[SUPPLIED RECORDS]
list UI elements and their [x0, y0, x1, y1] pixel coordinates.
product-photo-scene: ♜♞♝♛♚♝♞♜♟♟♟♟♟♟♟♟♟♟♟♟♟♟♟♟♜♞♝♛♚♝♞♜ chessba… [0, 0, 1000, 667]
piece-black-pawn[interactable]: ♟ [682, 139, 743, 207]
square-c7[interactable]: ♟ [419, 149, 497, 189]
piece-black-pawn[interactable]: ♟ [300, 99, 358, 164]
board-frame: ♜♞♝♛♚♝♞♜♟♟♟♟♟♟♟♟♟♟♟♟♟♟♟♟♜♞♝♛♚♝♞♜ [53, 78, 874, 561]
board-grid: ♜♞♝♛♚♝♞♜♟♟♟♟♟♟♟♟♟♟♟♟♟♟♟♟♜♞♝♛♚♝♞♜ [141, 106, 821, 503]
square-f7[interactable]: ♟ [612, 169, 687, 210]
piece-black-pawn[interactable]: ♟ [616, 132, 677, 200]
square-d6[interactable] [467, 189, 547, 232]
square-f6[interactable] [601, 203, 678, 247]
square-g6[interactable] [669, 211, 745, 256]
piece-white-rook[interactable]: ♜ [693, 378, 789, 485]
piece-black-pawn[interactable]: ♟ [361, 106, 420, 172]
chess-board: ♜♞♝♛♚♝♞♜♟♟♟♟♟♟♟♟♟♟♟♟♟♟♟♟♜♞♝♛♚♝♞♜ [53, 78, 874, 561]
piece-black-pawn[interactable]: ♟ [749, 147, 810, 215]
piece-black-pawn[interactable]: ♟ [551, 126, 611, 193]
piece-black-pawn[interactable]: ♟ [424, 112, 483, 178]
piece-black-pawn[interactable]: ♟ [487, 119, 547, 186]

[DIRECTIVE] Copy out every line of the data again, substituting "pawn-black" for each occurrence of "piece-black-pawn" and leaving everything else as it is.

[COMPLETE RESPONSE]
list UI elements and their [x0, y0, x1, y1] pixel coordinates.
product-photo-scene: ♜♞♝♛♚♝♞♜♟♟♟♟♟♟♟♟♟♟♟♟♟♟♟♟♜♞♝♛♚♝♞♜ chessba… [0, 0, 1000, 667]
pawn-black[interactable]: ♟ [682, 139, 743, 207]
square-c7[interactable]: ♟ [419, 149, 497, 189]
pawn-black[interactable]: ♟ [300, 99, 358, 164]
board-frame: ♜♞♝♛♚♝♞♜♟♟♟♟♟♟♟♟♟♟♟♟♟♟♟♟♜♞♝♛♚♝♞♜ [53, 78, 874, 561]
board-grid: ♜♞♝♛♚♝♞♜♟♟♟♟♟♟♟♟♟♟♟♟♟♟♟♟♜♞♝♛♚♝♞♜ [141, 106, 821, 503]
square-f7[interactable]: ♟ [612, 169, 687, 210]
pawn-black[interactable]: ♟ [616, 132, 677, 200]
square-d6[interactable] [467, 189, 547, 232]
square-f6[interactable] [601, 203, 678, 247]
square-g6[interactable] [669, 211, 745, 256]
piece-white-rook[interactable]: ♜ [693, 378, 789, 485]
pawn-black[interactable]: ♟ [361, 106, 420, 172]
chess-board: ♜♞♝♛♚♝♞♜♟♟♟♟♟♟♟♟♟♟♟♟♟♟♟♟♜♞♝♛♚♝♞♜ [53, 78, 874, 561]
pawn-black[interactable]: ♟ [749, 147, 810, 215]
pawn-black[interactable]: ♟ [551, 126, 611, 193]
pawn-black[interactable]: ♟ [424, 112, 483, 178]
pawn-black[interactable]: ♟ [487, 119, 547, 186]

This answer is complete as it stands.